▶ **Exercise aim**:
Copy everything from the start of the data down to and including the line containing "start-scan-button[interactable]: Start scan", swapping "bounding box" for "enclosing box" and changing nothing else. Leave the pictures out of your copy.

## Start

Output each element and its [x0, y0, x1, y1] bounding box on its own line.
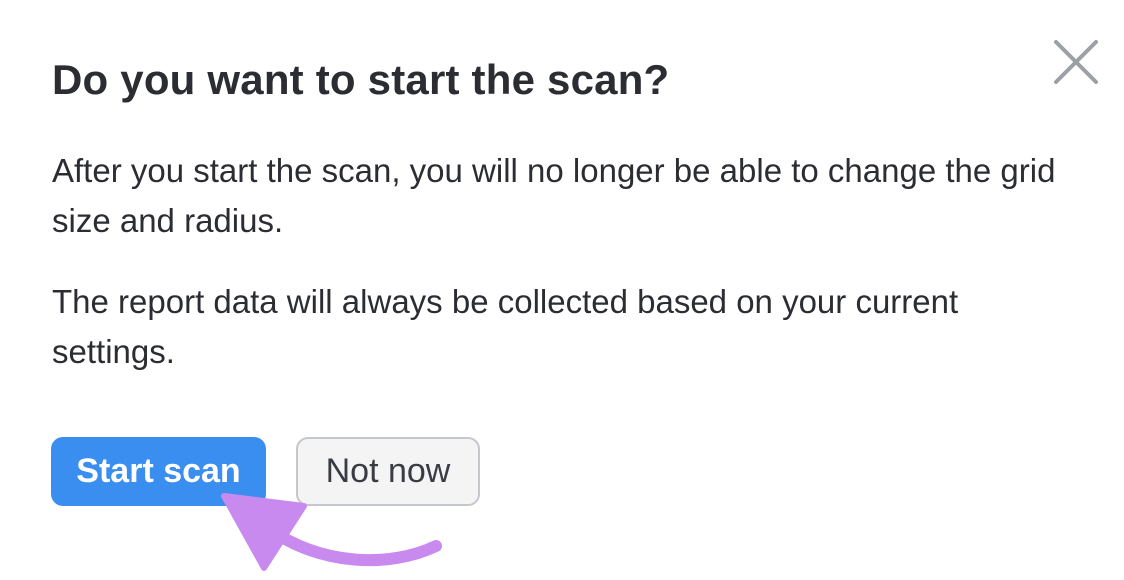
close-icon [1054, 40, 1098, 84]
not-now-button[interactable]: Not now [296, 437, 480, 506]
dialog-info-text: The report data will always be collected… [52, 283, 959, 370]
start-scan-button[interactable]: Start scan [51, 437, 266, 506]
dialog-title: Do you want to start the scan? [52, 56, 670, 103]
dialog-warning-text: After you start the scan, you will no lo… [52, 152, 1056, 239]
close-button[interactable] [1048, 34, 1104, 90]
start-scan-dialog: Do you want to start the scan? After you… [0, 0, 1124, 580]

## End

▶ **The output**:
Output each element and its [x0, y0, x1, y1] enclosing box on its own line.
close-icon [1054, 40, 1098, 84]
not-now-button[interactable]: Not now [296, 437, 480, 506]
dialog-info-text: The report data will always be collected… [52, 283, 959, 370]
start-scan-button[interactable]: Start scan [51, 437, 266, 506]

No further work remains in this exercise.